Directions => Would you transcribe all of the data exactly, down to the last character?

# Start of Material provided

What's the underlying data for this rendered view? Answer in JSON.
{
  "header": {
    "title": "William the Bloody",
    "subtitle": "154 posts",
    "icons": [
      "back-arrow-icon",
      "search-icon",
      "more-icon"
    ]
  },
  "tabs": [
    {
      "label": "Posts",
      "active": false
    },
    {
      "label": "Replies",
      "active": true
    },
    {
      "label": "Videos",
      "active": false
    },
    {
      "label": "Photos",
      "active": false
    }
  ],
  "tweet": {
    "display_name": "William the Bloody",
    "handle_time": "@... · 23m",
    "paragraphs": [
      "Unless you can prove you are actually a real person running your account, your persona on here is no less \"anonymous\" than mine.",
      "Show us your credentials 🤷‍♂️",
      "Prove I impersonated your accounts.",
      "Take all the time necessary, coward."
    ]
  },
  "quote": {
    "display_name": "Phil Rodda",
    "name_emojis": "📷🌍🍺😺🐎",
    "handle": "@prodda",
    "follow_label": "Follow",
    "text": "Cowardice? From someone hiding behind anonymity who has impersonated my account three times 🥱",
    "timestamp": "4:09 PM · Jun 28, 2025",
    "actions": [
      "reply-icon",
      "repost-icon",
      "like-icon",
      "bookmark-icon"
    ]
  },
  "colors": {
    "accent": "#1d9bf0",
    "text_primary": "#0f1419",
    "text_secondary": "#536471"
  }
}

# End of Material provided

Answer to the problem =>
What's the underlying data for this rendered view? Answer in JSON.
{
  "header": {
    "title": "William the Bloody",
    "subtitle": "154 posts",
    "icons": [
      "back-arrow-icon",
      "search-icon",
      "more-icon"
    ]
  },
  "tabs": [
    {
      "label": "Posts",
      "active": false
    },
    {
      "label": "Replies",
      "active": true
    },
    {
      "label": "Videos",
      "active": false
    },
    {
      "label": "Photos",
      "active": false
    }
  ],
  "tweet": {
    "display_name": "William the Bloody",
    "handle_time": "@... · 23m",
    "paragraphs": [
      "Unless you can prove you are actually a real person running your account, your persona on here is no less \"anonymous\" than mine.",
      "Show us your credentials 🤷‍♂️",
      "Prove I impersonated your accounts.",
      "Take all the time necessary, coward."
    ]
  },
  "quote": {
    "display_name": "Phil Rodda",
    "name_emojis": "📷🌍🍺😺🐎",
    "handle": "@prodda",
    "follow_label": "Follow",
    "text": "Cowardice? From someone hiding behind anonymity who has impersonated my account three times 🥱",
    "timestamp": "4:09 PM · Jun 28, 2025",
    "actions": [
      "reply-icon",
      "repost-icon",
      "like-icon",
      "bookmark-icon"
    ]
  },
  "colors": {
    "accent": "#1d9bf0",
    "text_primary": "#0f1419",
    "text_secondary": "#536471"
  }
}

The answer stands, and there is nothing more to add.